● **DATI FORNITI**:
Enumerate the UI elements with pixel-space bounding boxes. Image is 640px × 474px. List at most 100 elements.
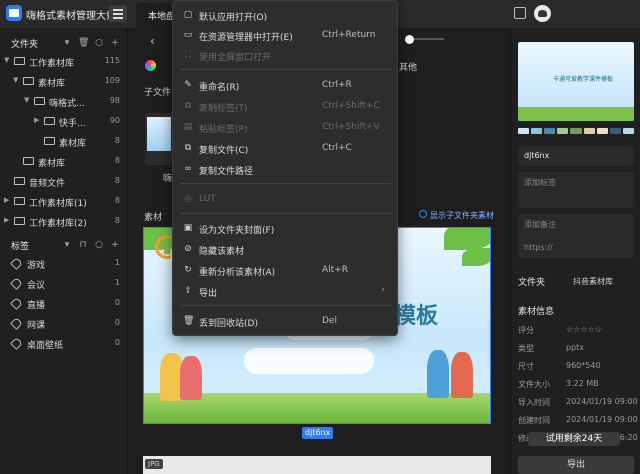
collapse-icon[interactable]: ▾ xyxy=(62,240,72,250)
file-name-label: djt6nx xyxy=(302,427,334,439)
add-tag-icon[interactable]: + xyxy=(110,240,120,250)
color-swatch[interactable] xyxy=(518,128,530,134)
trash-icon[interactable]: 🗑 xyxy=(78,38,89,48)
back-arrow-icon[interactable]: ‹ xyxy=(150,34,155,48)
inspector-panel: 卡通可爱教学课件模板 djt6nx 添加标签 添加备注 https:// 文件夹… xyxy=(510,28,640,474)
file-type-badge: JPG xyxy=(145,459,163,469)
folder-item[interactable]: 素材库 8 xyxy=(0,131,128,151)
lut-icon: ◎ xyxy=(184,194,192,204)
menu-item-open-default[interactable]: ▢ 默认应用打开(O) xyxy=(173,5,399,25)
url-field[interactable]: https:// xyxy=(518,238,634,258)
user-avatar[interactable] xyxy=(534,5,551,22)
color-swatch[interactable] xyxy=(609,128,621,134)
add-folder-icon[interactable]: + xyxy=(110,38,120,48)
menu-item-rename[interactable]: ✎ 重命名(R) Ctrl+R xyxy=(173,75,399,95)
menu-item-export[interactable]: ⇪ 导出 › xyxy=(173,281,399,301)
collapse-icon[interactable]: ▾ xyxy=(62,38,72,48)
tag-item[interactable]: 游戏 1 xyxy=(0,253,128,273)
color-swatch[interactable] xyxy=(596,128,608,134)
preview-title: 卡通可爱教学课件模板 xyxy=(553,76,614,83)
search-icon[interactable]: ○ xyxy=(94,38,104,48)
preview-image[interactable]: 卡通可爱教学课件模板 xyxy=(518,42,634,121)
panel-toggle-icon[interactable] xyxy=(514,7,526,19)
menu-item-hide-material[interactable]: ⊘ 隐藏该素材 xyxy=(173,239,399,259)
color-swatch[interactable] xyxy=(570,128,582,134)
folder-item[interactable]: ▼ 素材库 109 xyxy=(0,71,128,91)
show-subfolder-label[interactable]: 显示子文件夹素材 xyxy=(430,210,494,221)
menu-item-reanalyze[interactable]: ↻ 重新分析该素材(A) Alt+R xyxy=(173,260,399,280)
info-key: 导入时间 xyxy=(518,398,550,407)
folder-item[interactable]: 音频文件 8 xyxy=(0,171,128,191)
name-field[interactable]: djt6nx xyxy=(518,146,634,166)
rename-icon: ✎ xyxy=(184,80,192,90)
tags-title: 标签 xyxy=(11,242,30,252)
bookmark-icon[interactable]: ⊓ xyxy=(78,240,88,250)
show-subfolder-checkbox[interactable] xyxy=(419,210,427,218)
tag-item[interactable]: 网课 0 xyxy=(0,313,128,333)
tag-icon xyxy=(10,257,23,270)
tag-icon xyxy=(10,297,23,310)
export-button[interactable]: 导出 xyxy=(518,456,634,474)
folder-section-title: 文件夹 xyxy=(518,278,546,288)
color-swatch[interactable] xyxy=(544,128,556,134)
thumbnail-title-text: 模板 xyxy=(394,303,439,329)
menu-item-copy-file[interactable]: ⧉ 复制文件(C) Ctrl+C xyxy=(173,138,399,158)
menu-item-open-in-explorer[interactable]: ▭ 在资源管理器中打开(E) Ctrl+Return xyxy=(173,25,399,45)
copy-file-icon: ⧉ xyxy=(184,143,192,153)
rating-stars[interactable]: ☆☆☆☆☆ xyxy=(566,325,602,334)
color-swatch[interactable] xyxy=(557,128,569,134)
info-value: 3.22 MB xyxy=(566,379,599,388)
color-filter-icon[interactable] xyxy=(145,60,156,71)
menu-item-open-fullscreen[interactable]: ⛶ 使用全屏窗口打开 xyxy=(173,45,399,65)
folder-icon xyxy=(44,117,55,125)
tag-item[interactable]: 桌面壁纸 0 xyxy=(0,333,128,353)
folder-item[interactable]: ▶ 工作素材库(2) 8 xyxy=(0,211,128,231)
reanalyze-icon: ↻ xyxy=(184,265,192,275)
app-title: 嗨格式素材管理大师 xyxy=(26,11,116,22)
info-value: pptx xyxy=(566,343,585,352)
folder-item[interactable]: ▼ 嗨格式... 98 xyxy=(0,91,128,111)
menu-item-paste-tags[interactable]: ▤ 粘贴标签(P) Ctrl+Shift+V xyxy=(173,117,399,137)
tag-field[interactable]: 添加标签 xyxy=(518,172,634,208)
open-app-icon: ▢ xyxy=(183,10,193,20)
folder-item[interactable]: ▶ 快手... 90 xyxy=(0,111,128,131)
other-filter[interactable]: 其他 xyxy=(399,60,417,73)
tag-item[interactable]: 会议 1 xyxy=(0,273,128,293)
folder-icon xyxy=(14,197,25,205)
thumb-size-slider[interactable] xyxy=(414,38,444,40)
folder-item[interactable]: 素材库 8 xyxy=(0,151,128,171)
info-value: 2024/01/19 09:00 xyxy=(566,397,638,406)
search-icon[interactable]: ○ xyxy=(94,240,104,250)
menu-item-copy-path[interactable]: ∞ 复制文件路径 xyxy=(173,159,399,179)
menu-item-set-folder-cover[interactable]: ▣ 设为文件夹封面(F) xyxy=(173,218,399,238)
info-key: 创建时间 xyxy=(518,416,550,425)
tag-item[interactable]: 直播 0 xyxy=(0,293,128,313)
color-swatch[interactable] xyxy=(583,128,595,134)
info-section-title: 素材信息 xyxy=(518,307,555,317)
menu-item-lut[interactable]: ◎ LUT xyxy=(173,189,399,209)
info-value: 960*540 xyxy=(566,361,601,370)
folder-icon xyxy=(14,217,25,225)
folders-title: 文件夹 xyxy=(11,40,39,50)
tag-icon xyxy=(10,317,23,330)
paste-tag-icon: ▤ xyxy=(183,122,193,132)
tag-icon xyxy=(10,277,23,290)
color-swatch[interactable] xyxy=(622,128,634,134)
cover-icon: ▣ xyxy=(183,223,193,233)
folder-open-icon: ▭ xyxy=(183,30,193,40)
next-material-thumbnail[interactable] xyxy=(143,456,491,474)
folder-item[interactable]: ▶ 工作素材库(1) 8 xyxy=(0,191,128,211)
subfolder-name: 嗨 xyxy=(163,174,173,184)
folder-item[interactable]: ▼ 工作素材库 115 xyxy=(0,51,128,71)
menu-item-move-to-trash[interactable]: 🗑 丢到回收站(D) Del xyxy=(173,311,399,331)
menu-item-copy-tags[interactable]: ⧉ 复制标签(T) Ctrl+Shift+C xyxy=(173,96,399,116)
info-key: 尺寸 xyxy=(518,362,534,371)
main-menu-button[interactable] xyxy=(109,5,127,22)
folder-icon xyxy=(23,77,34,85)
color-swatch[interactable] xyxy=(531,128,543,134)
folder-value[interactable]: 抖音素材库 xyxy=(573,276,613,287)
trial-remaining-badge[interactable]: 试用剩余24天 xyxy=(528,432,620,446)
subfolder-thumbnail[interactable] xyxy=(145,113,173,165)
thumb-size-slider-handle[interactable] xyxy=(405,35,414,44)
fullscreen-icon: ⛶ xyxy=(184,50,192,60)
---
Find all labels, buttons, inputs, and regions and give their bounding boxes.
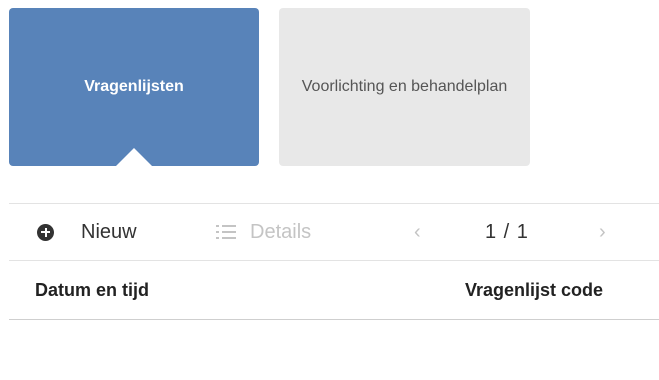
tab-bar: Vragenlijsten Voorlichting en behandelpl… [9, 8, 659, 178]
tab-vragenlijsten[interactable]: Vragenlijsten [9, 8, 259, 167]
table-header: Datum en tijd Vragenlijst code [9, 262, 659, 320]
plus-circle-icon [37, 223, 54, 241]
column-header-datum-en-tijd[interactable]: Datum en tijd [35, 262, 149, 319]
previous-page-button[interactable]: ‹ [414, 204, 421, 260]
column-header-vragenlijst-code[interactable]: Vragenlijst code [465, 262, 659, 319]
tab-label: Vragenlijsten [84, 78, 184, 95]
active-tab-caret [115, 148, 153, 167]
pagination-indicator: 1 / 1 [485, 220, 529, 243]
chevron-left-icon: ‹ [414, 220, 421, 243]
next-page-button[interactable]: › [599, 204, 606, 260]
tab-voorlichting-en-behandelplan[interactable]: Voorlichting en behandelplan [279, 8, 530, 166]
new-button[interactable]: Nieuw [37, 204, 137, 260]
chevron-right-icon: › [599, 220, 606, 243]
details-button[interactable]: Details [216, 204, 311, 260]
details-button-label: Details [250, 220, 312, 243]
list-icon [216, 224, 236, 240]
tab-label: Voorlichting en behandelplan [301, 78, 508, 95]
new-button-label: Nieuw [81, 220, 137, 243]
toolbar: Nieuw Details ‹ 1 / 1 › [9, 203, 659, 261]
* * *
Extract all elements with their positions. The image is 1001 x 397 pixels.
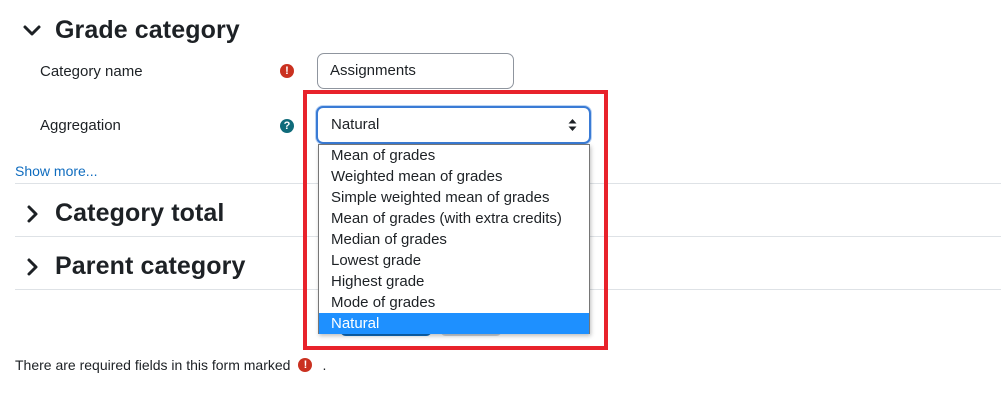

● **DESCRIZIONE DEL COMPITO**:
Esprimi come tabella Markdown le righe che vanno da quella contenente "Enumerate the UI" a quella contenente "menu-item-rename[interactable]: ✎ 重命名(R)", entrambe incluse, con le colonne "N." per il numero progressivo e "Testo" per la riga. Tralascia le righe vuote e le immagini.

● **RISPOSTA**:
| N. | Testo |
|---|---|
| 1 | Enumerate the UI elements with pixel-space bounding boxes. Image is 640px × 474px. List at most 100 elements. |
| 2 | collapse-icon[interactable]: ▾ xyxy=(62,240,72,250) |
| 3 | file-name-label: djt6nx xyxy=(302,427,334,439) |
| 4 | add-tag-icon[interactable]: + xyxy=(110,240,120,250) |
| 5 | color-swatch[interactable] xyxy=(518,128,530,134) |
| 6 | trash-icon[interactable]: 🗑 xyxy=(78,38,89,48) |
| 7 | back-arrow-icon[interactable]: ‹ xyxy=(150,34,155,48) |
| 8 | inspector-panel: 卡通可爱教学课件模板 djt6nx 添加标签 添加备注 https:// 文件夹… xyxy=(510,28,640,474) |
| 9 | file-type-badge: JPG xyxy=(145,459,163,469) |
| 10 | folder-item[interactable]: 素材库 8 xyxy=(0,131,128,151) |
| 11 | lut-icon: ◎ xyxy=(184,194,192,204) |
| 12 | menu-item-open-default[interactable]: ▢ 默认应用打开(O) xyxy=(173,5,399,25) |
| 13 | url-field[interactable]: https:// xyxy=(518,238,634,258) |
| 14 | user-avatar[interactable] xyxy=(534,5,551,22) |
| 15 | color-swatch[interactable] xyxy=(609,128,621,134) |
| 16 | add-folder-icon[interactable]: + xyxy=(110,38,120,48) |
| 17 | menu-item-rename[interactable]: ✎ 重命名(R) Ctrl+R xyxy=(173,75,399,95) |